▶ THE EXERCISE
Only the number is wanted: count the lines that include the word "Seat".

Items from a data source
· · ·
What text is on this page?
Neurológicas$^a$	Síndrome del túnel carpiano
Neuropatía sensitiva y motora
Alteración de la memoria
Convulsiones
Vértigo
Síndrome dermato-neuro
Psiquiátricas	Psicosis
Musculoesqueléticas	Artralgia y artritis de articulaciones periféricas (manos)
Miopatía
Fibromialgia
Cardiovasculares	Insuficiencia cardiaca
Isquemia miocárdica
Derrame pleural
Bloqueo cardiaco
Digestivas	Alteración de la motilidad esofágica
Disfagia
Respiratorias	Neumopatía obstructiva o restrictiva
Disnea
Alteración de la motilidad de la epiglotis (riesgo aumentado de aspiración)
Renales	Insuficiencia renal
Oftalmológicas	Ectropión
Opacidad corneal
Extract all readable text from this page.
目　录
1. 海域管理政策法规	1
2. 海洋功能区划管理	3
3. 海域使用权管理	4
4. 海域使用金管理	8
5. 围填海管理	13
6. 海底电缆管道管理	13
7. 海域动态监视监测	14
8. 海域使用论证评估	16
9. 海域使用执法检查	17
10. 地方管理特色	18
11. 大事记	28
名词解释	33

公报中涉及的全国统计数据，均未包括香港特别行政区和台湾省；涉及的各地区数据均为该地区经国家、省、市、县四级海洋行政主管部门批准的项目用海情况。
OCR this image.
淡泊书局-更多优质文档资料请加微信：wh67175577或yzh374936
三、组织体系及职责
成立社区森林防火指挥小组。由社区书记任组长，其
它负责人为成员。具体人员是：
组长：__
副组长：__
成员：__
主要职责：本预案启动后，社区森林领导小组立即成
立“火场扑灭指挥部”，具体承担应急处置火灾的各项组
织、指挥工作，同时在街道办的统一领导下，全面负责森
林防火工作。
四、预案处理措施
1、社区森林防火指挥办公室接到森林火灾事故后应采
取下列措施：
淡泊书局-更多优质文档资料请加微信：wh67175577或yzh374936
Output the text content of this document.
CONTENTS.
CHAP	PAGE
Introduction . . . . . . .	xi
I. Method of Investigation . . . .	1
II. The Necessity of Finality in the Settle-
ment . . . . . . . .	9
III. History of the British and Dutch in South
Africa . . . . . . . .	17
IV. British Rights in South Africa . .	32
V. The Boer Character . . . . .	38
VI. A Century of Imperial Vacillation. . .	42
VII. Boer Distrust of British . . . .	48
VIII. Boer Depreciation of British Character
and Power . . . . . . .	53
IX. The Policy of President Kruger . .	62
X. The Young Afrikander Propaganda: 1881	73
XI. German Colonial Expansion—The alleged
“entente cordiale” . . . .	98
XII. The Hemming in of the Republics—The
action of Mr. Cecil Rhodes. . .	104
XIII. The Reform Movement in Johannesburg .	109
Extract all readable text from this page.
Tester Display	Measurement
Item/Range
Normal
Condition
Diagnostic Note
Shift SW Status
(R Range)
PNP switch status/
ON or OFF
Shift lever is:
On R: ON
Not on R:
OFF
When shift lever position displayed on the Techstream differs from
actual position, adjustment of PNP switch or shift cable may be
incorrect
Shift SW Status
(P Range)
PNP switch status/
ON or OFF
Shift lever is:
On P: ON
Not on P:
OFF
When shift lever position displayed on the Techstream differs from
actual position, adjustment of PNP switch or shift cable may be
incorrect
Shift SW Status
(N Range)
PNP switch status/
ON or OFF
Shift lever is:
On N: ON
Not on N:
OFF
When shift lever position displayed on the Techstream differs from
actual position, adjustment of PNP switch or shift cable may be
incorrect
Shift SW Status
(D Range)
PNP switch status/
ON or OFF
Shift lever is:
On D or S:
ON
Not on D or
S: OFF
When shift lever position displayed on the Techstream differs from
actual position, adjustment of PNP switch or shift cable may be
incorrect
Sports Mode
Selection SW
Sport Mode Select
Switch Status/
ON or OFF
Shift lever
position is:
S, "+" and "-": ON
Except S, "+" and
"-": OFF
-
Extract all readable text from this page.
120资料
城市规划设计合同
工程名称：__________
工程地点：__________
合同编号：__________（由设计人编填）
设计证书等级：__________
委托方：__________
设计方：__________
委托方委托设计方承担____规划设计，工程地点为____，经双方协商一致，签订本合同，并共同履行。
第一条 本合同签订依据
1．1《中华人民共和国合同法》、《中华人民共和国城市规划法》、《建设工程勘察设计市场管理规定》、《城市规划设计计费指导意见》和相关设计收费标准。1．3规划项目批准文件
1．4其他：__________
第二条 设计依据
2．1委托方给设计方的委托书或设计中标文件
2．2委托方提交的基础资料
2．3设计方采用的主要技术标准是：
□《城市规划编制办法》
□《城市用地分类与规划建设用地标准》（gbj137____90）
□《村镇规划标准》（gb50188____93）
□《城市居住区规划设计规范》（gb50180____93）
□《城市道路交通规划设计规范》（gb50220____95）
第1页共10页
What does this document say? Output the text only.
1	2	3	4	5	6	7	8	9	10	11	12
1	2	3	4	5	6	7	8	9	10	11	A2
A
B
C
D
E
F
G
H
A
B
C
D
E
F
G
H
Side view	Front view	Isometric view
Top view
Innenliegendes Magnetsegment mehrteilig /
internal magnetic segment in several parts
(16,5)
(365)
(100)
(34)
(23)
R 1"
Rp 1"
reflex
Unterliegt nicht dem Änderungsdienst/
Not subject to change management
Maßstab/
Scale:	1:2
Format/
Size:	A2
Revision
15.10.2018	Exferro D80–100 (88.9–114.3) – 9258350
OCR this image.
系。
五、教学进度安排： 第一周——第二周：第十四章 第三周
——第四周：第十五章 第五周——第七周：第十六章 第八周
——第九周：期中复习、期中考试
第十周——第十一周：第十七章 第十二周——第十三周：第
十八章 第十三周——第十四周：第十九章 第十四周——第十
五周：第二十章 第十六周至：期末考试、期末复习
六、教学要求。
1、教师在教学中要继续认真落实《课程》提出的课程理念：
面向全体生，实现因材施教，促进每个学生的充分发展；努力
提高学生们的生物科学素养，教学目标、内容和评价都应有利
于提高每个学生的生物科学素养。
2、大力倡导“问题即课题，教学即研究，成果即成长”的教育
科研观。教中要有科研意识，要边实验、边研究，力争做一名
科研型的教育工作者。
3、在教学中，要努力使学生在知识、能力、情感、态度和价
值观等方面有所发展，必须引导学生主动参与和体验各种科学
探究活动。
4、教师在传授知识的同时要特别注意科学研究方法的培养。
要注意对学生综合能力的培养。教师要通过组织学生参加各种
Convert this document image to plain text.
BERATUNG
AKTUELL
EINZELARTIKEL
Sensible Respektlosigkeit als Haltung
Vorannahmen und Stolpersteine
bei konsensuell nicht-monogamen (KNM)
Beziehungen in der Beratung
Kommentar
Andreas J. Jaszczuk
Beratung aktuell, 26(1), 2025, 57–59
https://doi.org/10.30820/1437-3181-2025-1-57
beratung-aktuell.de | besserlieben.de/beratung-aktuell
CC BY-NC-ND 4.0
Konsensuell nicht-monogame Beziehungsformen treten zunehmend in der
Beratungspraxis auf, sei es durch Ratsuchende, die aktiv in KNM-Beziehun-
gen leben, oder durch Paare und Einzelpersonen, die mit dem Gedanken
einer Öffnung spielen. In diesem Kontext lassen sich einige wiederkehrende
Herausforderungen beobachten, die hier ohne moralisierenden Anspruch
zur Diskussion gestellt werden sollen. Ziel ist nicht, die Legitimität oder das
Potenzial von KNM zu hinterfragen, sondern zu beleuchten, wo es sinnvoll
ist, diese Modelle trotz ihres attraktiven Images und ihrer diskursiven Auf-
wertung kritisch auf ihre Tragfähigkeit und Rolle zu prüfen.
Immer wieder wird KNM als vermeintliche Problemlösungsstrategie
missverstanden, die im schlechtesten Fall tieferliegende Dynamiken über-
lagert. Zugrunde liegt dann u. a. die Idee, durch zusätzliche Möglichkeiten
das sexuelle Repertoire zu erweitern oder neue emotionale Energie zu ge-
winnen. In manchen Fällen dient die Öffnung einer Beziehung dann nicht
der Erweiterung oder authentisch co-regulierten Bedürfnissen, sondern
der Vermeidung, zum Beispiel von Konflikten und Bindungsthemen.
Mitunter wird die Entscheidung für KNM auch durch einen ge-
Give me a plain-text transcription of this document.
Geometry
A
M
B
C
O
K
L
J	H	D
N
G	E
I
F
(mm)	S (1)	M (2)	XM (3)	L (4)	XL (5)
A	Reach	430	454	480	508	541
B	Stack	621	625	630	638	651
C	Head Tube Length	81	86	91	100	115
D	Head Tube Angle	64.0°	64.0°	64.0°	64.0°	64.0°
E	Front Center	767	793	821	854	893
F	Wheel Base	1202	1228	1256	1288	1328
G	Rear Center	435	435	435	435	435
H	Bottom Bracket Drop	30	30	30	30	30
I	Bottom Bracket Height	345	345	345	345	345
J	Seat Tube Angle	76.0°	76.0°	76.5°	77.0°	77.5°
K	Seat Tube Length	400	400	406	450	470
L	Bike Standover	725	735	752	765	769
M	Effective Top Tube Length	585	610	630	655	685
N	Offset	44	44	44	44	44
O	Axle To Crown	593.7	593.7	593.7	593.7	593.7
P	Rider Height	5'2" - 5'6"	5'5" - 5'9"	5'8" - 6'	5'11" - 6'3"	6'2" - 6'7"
· · ·
▶ FULL RESPONSE
2